**Stated goal**
Copy out each line in the material below that has the word "الذين".

-- START OF The data --

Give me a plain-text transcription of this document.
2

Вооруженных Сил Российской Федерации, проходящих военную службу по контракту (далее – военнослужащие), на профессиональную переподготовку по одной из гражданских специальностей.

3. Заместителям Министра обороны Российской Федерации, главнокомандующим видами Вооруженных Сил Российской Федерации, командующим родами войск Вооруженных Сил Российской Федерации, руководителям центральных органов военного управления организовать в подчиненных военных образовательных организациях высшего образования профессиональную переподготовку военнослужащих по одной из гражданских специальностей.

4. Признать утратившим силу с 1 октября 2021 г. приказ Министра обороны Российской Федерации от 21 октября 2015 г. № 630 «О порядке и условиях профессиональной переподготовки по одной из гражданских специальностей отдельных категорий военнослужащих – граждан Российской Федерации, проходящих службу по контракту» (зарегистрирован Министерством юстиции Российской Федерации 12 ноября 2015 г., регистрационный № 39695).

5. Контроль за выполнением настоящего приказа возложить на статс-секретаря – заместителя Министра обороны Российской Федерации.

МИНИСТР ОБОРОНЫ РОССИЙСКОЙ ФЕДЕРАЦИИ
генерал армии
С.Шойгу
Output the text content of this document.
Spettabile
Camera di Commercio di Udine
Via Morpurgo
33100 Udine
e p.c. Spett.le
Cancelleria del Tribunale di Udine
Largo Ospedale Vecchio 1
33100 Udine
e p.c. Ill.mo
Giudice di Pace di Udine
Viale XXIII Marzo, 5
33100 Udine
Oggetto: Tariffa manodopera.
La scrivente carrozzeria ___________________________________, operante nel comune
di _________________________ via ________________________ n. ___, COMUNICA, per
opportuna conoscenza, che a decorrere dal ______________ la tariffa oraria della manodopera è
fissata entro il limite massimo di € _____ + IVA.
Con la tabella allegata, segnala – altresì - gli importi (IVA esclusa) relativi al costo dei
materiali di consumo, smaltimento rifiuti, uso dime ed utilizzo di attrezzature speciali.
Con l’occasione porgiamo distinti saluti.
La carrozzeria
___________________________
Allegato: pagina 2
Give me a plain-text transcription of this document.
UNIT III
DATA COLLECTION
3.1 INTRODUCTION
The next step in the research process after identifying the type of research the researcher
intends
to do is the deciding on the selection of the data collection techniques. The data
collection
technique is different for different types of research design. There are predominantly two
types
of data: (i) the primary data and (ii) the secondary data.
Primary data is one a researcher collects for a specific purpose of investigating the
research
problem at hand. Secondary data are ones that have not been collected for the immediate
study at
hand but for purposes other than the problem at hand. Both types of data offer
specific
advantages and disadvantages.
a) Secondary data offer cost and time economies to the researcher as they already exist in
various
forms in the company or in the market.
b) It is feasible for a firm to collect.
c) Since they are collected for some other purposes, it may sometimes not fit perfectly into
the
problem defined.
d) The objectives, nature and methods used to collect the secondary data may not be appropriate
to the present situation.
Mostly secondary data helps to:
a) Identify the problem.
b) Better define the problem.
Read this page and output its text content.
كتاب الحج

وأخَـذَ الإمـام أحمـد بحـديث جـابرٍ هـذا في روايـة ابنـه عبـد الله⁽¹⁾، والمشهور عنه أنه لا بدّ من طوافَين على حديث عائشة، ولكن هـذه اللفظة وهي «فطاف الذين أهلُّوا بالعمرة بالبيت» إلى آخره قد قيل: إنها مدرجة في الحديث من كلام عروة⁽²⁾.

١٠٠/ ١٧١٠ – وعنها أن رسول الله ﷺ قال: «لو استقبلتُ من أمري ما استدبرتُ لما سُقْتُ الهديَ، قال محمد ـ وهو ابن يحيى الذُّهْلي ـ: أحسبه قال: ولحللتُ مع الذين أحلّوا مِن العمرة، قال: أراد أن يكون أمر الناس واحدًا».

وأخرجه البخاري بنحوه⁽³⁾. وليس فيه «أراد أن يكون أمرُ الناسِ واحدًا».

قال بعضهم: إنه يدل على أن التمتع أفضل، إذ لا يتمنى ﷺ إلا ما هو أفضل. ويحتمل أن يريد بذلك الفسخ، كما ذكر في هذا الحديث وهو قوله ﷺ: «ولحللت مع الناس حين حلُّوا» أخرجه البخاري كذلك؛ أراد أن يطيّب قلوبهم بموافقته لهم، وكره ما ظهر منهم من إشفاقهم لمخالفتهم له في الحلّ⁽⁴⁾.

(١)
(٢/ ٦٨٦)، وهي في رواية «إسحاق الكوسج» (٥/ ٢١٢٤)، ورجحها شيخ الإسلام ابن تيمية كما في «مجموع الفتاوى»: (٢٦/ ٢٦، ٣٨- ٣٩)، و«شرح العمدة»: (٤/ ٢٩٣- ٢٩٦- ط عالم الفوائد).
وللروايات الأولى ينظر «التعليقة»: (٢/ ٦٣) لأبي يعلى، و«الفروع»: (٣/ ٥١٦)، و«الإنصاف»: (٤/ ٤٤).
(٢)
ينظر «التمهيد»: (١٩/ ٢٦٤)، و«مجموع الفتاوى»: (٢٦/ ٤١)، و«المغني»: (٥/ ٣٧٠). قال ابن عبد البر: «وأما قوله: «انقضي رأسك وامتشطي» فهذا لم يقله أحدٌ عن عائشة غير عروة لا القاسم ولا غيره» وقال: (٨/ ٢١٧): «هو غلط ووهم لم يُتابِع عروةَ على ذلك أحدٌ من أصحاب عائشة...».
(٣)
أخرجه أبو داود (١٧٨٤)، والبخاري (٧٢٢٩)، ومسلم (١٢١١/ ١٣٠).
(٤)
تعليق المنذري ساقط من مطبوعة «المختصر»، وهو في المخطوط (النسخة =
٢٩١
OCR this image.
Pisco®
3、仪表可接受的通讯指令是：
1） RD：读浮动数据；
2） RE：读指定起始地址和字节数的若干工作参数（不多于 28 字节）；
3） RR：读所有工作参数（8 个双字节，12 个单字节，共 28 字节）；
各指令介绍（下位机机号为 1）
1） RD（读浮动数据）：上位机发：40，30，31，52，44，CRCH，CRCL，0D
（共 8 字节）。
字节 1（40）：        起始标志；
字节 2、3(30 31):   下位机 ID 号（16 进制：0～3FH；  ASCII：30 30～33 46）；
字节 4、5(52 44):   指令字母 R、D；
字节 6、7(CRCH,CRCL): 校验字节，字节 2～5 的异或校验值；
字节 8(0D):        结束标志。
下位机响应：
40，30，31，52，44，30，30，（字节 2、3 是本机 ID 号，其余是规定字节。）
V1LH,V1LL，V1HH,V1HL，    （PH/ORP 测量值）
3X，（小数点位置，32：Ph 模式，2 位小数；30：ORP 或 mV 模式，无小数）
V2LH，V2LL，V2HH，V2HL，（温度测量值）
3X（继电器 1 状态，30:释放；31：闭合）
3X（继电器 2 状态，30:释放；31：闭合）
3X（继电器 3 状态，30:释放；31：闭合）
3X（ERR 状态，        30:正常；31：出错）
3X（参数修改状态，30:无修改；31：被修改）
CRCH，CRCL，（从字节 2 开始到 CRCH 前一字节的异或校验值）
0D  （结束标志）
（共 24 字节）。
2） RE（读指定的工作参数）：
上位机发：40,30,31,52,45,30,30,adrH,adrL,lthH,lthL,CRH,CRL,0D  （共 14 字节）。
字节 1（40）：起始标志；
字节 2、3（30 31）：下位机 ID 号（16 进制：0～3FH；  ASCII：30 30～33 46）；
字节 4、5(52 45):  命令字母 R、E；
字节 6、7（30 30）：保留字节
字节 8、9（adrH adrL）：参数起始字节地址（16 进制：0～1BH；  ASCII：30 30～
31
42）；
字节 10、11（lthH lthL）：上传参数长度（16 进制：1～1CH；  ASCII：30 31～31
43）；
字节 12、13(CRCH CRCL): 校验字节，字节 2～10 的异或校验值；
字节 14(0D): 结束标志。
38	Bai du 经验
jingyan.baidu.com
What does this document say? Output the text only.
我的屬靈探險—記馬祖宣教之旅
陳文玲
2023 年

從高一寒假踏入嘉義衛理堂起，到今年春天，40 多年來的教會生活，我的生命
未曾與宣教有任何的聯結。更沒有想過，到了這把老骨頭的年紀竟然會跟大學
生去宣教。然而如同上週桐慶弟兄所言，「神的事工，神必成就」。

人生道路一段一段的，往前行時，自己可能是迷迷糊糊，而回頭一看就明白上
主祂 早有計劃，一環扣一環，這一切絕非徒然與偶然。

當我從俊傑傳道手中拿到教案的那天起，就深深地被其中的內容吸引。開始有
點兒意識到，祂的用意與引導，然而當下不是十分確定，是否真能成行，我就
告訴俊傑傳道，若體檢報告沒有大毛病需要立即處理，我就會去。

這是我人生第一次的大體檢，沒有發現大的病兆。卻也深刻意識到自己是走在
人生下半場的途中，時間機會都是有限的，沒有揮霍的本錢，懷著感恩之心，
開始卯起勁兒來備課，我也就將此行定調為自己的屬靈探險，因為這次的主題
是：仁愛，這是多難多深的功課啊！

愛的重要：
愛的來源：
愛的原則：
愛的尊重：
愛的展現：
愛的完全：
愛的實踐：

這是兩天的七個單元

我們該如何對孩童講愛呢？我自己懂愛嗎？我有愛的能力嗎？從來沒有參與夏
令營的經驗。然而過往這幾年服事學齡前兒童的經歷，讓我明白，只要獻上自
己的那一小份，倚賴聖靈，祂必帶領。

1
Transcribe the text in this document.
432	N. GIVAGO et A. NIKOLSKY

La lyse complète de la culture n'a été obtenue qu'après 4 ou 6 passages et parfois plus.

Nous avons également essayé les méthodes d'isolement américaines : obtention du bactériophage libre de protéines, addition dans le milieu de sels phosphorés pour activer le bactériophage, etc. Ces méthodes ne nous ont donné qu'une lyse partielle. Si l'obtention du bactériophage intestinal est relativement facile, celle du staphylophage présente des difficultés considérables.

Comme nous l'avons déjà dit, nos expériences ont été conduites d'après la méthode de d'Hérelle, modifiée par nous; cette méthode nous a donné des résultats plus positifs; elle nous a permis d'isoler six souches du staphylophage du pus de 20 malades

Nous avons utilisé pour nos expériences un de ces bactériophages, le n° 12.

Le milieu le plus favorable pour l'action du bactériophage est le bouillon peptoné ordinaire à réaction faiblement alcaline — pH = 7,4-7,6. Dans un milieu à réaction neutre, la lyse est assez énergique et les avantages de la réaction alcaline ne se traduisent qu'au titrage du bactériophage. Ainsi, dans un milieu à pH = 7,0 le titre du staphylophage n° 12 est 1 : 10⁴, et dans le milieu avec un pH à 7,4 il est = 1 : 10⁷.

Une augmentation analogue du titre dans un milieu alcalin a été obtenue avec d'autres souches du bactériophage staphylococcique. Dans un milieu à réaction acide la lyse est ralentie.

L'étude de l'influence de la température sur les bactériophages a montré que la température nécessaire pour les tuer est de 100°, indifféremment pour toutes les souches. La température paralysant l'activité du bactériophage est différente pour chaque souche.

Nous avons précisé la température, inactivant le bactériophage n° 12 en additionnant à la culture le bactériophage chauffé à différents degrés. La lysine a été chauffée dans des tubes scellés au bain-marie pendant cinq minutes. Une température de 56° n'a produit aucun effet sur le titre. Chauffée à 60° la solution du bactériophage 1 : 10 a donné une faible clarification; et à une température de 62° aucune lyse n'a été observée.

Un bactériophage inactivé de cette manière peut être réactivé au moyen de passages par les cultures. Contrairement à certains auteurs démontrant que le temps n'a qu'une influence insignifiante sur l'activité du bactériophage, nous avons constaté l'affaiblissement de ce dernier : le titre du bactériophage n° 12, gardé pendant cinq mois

-- END OF The data --

**Problem solution**
وأخَـذَ الإمـام أحمـد بحـديث جـابرٍ هـذا في روايـة ابنـه عبـد الله⁽¹⁾، والمشهور عنه أنه لا بدّ من طوافَين على حديث عائشة، ولكن هـذه اللفظة وهي «فطاف الذين أهلُّوا بالعمرة بالبيت» إلى آخره قد قيل: إنها مدرجة في الحديث من كلام عروة⁽²⁾.
١٠٠/ ١٧١٠ – وعنها أن رسول الله ﷺ قال: «لو استقبلتُ من أمري ما استدبرتُ لما سُقْتُ الهديَ، قال محمد ـ وهو ابن يحيى الذُّهْلي ـ: أحسبه قال: ولحللتُ مع الذين أحلّوا مِن العمرة، قال: أراد أن يكون أمر الناس واحدًا».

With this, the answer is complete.